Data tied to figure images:

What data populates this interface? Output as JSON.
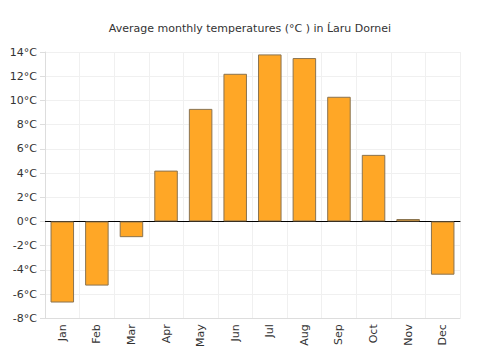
{
  "chart_data": {
    "type": "bar",
    "title": "Average monthly temperatures (°C ) in Ĺaru Dornei",
    "categories": [
      "Jan",
      "Feb",
      "Mar",
      "Apr",
      "May",
      "Jun",
      "Jul",
      "Aug",
      "Sep",
      "Oct",
      "Nov",
      "Dec"
    ],
    "values": [
      -6.7,
      -5.3,
      -1.3,
      4.2,
      9.3,
      12.2,
      13.8,
      13.5,
      10.3,
      5.5,
      0.2,
      -4.4
    ],
    "color": "#ffa726",
    "ylim": [
      -8,
      14
    ],
    "yticks": [
      {
        "value": -8,
        "label": "-8°C"
      },
      {
        "value": -6,
        "label": "-6°C"
      },
      {
        "value": -4,
        "label": "-4°C"
      },
      {
        "value": -2,
        "label": "-2°C"
      },
      {
        "value": 0,
        "label": "0°C"
      },
      {
        "value": 2,
        "label": "2°C"
      },
      {
        "value": 4,
        "label": "4°C"
      },
      {
        "value": 6,
        "label": "6°C"
      },
      {
        "value": 8,
        "label": "8°C"
      },
      {
        "value": 10,
        "label": "10°C"
      },
      {
        "value": 12,
        "label": "12°C"
      },
      {
        "value": 14,
        "label": "14°C"
      }
    ],
    "grid": true
  }
}
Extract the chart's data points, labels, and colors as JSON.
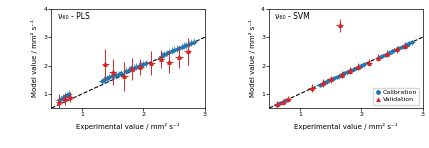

*To be done*.
From the listing, copy every line where the string "JSON" appears.

*Solution for this task*.
What data populates this interface? Output as JSON.
Extract the chart's data points, labels, and colors as JSON.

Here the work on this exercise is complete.